**** Entries provided ****
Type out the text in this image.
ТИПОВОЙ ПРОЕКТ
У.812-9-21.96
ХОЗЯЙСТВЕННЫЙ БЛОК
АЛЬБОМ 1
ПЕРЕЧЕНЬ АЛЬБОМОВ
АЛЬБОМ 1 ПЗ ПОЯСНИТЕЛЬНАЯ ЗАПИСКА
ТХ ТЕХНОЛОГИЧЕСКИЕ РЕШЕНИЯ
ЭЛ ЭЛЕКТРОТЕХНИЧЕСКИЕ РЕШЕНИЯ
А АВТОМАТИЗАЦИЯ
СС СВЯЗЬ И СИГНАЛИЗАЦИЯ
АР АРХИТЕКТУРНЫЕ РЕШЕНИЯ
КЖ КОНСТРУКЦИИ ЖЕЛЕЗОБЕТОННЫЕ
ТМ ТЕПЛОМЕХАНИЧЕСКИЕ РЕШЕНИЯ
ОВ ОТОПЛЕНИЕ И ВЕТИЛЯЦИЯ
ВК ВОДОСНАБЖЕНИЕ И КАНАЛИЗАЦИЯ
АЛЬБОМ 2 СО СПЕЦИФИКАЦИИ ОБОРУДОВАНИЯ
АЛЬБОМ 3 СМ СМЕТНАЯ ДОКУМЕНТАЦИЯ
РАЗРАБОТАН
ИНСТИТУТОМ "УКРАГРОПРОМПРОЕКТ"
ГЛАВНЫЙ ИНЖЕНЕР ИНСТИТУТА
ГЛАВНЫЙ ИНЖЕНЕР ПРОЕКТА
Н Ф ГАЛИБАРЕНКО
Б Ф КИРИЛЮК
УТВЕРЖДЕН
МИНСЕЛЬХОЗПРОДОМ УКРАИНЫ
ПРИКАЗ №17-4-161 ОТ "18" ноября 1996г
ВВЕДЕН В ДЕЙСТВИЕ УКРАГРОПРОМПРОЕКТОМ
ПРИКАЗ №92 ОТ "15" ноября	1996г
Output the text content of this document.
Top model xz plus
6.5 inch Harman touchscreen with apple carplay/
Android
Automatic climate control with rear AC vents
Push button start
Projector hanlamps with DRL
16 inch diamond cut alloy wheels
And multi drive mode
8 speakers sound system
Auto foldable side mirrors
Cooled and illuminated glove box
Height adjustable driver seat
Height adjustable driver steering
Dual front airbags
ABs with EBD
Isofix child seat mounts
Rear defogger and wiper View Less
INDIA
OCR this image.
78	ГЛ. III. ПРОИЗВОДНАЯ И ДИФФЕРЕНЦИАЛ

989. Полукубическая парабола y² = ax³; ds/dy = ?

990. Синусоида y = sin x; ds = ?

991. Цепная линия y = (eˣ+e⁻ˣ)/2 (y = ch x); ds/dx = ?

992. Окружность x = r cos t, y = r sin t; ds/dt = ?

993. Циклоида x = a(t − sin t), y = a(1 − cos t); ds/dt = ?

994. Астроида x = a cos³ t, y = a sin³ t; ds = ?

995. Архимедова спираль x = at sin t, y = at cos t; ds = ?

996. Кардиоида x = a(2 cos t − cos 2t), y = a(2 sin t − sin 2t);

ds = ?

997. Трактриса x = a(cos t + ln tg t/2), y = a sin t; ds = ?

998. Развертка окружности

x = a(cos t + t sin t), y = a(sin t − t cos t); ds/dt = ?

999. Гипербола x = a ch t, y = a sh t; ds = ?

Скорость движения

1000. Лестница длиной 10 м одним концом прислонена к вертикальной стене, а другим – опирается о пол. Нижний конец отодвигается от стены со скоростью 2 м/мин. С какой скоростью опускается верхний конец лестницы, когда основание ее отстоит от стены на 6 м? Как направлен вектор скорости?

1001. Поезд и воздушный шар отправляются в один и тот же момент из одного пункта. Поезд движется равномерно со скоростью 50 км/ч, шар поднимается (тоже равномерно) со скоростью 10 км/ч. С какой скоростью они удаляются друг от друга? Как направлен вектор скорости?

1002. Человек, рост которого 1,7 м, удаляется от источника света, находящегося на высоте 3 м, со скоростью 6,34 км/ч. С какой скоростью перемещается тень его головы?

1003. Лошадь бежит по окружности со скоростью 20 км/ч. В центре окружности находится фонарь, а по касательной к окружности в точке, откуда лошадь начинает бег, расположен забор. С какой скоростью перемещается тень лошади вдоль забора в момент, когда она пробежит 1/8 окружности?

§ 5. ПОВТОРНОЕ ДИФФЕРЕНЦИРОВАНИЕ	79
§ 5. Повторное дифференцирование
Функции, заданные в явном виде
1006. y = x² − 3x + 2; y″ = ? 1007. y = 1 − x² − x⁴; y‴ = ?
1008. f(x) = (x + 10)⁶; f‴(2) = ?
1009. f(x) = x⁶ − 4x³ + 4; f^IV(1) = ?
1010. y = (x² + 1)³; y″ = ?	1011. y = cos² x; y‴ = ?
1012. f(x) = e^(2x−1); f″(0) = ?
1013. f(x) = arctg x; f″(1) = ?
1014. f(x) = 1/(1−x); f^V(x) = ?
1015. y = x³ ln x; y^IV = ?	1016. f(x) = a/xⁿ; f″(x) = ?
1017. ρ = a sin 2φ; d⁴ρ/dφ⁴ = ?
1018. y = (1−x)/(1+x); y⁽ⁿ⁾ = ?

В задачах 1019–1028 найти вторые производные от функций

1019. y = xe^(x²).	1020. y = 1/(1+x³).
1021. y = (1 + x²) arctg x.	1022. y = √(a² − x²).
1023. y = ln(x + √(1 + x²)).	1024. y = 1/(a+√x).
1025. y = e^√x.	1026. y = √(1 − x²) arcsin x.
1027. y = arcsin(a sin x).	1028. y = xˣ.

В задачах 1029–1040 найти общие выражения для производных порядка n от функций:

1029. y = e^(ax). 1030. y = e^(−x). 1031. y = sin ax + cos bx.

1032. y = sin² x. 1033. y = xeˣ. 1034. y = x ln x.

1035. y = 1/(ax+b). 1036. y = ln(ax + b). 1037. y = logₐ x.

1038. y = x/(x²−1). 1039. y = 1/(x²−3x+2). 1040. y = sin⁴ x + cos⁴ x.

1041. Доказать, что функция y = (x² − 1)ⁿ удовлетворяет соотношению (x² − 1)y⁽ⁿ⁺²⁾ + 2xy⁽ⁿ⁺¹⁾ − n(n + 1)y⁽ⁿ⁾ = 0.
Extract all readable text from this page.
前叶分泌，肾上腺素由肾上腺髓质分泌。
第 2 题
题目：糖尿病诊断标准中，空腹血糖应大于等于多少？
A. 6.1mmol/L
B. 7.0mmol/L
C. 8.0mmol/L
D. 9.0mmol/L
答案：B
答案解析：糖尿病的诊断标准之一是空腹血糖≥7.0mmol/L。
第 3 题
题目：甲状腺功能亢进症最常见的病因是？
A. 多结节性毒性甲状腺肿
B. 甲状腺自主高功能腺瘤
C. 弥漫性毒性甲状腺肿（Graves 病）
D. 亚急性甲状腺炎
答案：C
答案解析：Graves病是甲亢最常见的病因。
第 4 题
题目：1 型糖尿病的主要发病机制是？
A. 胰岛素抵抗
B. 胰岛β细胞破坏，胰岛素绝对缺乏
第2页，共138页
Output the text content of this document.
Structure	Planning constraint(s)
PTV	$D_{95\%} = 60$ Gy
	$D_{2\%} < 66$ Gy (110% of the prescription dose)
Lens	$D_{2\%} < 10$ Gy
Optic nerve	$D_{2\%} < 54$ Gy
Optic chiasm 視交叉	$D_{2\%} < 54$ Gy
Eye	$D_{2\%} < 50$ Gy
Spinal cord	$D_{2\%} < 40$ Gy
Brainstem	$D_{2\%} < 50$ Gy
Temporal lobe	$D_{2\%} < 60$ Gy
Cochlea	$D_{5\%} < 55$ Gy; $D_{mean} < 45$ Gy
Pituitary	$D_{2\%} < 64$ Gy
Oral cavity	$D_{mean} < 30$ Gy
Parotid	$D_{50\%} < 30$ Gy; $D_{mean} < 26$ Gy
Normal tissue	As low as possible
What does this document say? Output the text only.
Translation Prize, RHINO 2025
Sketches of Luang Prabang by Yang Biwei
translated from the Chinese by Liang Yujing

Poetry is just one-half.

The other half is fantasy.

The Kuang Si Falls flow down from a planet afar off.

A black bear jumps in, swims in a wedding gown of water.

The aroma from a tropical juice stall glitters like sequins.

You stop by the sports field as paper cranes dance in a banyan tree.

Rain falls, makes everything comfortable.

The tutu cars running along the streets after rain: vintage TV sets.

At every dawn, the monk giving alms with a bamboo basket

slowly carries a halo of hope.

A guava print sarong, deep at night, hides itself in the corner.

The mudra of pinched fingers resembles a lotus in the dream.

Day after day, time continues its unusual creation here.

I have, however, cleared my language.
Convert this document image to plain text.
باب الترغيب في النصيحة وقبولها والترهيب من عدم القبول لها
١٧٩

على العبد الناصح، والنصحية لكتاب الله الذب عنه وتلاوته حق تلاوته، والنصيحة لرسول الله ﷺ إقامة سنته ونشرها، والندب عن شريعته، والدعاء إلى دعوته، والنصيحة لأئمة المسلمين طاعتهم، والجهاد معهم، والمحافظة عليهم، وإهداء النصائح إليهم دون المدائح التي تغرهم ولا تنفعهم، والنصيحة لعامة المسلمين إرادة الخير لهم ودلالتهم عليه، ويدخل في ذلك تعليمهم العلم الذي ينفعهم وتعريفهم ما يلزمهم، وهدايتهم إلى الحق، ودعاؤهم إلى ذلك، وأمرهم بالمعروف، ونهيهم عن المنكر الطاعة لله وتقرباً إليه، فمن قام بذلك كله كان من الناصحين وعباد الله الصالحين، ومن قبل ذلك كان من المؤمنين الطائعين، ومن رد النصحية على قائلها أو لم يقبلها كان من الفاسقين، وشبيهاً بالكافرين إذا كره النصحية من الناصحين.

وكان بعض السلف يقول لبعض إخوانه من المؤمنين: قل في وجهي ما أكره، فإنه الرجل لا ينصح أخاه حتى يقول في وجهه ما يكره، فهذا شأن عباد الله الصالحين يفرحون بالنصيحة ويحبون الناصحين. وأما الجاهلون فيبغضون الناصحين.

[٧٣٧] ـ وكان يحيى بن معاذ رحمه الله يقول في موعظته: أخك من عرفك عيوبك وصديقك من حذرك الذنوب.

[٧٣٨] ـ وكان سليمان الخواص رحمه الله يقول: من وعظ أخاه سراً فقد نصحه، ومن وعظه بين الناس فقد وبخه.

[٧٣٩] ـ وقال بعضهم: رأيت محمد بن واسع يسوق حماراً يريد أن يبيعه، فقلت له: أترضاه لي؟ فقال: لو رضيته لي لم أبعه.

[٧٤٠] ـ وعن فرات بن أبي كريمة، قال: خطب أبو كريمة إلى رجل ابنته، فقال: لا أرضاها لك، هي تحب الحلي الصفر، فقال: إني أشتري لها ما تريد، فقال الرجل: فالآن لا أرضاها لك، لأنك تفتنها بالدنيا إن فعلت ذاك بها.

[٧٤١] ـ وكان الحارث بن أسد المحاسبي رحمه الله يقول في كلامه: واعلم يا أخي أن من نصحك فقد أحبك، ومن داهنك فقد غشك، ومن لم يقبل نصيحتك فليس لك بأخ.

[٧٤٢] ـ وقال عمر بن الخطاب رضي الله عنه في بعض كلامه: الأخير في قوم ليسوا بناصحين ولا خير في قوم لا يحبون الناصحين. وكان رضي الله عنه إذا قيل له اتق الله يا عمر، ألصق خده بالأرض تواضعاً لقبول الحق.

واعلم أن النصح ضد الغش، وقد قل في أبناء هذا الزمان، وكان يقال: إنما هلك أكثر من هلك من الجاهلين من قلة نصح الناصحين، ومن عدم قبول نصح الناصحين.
****
■ What you will do
From the material above, gather all lines that include the string "mean" and copy them.

■ Answer to this exercise
Cochlea	$D_{5\%} < 55$ Gy; $D_{mean} < 45$ Gy
Oral cavity	$D_{mean} < 30$ Gy
Parotid	$D_{50\%} < 30$ Gy; $D_{mean} < 26$ Gy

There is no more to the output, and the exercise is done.